→ **WORK TO COMPLETE**
Copy out all the entries exactly.

→ **RECORDS TO USE**
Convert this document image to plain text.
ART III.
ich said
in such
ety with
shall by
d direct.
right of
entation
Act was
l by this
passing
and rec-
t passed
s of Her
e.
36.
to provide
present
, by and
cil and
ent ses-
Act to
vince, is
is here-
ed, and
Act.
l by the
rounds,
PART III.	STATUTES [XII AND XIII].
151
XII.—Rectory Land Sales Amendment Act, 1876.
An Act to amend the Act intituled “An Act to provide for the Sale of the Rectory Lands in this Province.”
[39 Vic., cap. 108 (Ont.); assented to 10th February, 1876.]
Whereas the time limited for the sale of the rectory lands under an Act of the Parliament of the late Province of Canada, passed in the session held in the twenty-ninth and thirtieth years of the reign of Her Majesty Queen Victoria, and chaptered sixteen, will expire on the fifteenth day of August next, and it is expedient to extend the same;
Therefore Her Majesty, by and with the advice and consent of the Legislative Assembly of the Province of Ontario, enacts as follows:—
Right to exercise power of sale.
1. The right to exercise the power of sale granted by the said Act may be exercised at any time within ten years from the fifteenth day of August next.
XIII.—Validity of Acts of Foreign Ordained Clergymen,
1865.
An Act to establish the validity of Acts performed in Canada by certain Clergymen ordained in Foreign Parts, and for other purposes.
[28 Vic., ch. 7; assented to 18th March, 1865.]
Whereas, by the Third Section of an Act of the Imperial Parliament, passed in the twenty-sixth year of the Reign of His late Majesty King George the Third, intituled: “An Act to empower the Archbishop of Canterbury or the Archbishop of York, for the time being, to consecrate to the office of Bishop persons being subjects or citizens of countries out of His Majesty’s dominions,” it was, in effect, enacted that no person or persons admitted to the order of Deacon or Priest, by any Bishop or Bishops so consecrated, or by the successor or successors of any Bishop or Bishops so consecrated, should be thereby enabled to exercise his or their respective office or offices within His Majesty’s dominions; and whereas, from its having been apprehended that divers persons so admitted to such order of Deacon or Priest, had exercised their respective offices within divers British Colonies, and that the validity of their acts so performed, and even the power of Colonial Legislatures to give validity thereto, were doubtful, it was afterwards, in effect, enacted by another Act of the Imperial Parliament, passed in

→ **RIGHT ANSWER**
Convert this document image to plain text.
ART III.
ich said
in such
ety with
shall by
d direct.
right of
entation
Act was
l by this
passing
and rec-
t passed
s of Her
e.
36.
to provide
present
, by and
cil and
ent ses-
Act to
vince, is
is here-
ed, and
Act.
l by the
rounds,
PART III.	STATUTES [XII AND XIII].
151
XII.—Rectory Land Sales Amendment Act, 1876.
An Act to amend the Act intituled “An Act to provide for the Sale of the Rectory Lands in this Province.”
[39 Vic., cap. 108 (Ont.); assented to 10th February, 1876.]
Whereas the time limited for the sale of the rectory lands under an Act of the Parliament of the late Province of Canada, passed in the session held in the twenty-ninth and thirtieth years of the reign of Her Majesty Queen Victoria, and chaptered sixteen, will expire on the fifteenth day of August next, and it is expedient to extend the same;
Therefore Her Majesty, by and with the advice and consent of the Legislative Assembly of the Province of Ontario, enacts as follows:—
Right to exercise power of sale.
1. The right to exercise the power of sale granted by the said Act may be exercised at any time within ten years from the fifteenth day of August next.
XIII.—Validity of Acts of Foreign Ordained Clergymen,
1865.
An Act to establish the validity of Acts performed in Canada by certain Clergymen ordained in Foreign Parts, and for other purposes.
[28 Vic., ch. 7; assented to 18th March, 1865.]
Whereas, by the Third Section of an Act of the Imperial Parliament, passed in the twenty-sixth year of the Reign of His late Majesty King George the Third, intituled: “An Act to empower the Archbishop of Canterbury or the Archbishop of York, for the time being, to consecrate to the office of Bishop persons being subjects or citizens of countries out of His Majesty’s dominions,” it was, in effect, enacted that no person or persons admitted to the order of Deacon or Priest, by any Bishop or Bishops so consecrated, or by the successor or successors of any Bishop or Bishops so consecrated, should be thereby enabled to exercise his or their respective office or offices within His Majesty’s dominions; and whereas, from its having been apprehended that divers persons so admitted to such order of Deacon or Priest, had exercised their respective offices within divers British Colonies, and that the validity of their acts so performed, and even the power of Colonial Legislatures to give validity thereto, were doubtful, it was afterwards, in effect, enacted by another Act of the Imperial Parliament, passed in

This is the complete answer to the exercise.